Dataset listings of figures

● ● ● ●

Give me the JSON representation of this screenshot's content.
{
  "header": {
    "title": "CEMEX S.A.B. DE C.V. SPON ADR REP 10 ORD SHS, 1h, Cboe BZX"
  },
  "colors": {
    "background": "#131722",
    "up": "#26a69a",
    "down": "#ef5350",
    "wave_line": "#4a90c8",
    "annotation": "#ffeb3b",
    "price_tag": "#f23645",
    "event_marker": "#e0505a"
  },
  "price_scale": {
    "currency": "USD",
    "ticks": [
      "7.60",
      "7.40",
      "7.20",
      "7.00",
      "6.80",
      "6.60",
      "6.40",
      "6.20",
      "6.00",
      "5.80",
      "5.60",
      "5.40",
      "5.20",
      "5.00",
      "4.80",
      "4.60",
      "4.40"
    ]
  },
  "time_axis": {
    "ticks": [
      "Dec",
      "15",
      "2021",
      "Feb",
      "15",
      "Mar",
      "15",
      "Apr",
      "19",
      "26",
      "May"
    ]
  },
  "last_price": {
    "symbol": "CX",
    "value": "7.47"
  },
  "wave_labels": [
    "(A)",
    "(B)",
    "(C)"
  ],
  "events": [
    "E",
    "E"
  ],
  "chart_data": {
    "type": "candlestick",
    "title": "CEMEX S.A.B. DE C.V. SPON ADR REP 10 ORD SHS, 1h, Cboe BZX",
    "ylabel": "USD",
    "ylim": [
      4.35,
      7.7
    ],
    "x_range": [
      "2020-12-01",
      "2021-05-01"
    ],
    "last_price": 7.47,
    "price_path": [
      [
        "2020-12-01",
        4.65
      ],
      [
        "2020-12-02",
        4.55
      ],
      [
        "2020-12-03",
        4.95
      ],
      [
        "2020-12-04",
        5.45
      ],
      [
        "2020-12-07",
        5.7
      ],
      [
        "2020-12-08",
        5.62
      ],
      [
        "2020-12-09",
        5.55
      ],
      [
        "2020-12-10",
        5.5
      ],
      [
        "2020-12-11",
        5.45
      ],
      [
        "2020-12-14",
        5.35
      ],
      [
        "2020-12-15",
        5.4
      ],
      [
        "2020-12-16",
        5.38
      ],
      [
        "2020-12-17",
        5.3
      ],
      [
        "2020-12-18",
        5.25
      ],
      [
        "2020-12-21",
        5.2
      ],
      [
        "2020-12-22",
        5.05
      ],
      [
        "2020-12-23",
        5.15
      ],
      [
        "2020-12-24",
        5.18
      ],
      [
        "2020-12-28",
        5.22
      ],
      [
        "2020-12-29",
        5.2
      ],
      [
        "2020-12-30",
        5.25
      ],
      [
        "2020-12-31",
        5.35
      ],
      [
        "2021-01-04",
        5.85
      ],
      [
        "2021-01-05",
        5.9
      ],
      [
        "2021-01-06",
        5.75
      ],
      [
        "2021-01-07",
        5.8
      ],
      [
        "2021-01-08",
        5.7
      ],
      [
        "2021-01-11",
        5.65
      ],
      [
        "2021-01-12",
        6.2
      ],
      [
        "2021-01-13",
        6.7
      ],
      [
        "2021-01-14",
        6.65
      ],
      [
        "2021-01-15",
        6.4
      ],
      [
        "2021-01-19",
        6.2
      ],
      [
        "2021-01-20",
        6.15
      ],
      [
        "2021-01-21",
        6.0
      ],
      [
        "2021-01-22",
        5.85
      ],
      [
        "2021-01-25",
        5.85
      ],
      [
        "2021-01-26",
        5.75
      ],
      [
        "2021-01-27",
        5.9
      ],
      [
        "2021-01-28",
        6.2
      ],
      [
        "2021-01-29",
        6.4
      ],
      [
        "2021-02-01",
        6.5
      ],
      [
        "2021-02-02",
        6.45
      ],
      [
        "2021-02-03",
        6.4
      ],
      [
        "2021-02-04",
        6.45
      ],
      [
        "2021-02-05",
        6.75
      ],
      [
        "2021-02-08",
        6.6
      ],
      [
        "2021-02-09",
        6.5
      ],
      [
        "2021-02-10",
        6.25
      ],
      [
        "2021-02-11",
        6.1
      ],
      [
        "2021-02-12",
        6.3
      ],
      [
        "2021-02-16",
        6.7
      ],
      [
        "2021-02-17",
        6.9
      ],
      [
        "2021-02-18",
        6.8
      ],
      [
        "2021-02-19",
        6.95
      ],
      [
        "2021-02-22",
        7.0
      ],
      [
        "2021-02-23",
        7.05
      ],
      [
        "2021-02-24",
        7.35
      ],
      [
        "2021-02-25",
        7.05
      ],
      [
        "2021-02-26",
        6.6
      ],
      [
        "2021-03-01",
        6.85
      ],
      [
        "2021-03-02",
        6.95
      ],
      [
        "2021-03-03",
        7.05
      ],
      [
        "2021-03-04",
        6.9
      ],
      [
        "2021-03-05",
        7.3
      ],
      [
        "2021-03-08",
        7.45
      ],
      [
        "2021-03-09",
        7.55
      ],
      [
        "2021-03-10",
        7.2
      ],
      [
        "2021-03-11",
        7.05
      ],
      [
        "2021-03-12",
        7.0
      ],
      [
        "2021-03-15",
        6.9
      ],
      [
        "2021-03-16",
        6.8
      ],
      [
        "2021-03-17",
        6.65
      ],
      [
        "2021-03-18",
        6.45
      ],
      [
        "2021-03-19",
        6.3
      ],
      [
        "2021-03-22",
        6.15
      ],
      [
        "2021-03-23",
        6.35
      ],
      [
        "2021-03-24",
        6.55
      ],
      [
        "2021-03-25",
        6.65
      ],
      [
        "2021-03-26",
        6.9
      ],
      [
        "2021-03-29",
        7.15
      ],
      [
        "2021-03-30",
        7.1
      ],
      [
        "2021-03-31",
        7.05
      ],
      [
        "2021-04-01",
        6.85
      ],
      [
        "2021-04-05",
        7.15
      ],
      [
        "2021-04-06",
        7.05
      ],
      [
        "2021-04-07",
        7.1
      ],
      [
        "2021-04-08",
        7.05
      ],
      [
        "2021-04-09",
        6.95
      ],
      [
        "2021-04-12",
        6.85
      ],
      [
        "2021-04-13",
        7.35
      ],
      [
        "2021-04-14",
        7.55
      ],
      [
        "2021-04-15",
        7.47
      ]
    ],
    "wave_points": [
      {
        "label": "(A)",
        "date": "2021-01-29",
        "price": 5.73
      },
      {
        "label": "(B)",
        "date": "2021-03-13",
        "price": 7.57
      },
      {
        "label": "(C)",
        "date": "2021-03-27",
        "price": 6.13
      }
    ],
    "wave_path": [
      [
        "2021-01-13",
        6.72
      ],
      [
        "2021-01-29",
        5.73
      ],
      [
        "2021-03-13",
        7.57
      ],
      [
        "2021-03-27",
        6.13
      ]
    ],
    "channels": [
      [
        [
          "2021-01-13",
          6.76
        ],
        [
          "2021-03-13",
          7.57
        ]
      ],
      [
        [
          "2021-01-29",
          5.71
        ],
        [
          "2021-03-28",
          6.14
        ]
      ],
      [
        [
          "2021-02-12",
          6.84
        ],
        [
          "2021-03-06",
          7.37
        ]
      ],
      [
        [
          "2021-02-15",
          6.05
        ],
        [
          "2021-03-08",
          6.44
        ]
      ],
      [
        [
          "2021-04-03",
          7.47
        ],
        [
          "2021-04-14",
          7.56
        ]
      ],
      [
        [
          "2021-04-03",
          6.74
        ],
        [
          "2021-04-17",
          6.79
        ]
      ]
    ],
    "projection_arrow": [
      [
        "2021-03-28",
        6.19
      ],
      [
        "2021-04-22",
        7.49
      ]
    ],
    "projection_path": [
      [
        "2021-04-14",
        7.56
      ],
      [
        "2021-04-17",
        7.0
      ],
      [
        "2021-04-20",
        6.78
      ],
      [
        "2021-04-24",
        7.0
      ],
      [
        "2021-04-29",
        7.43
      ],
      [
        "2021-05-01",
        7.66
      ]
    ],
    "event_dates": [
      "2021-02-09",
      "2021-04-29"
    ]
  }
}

● ● ● ●

Report only how many lines in the listing contain the string "title".

▶ _Solution below_: 2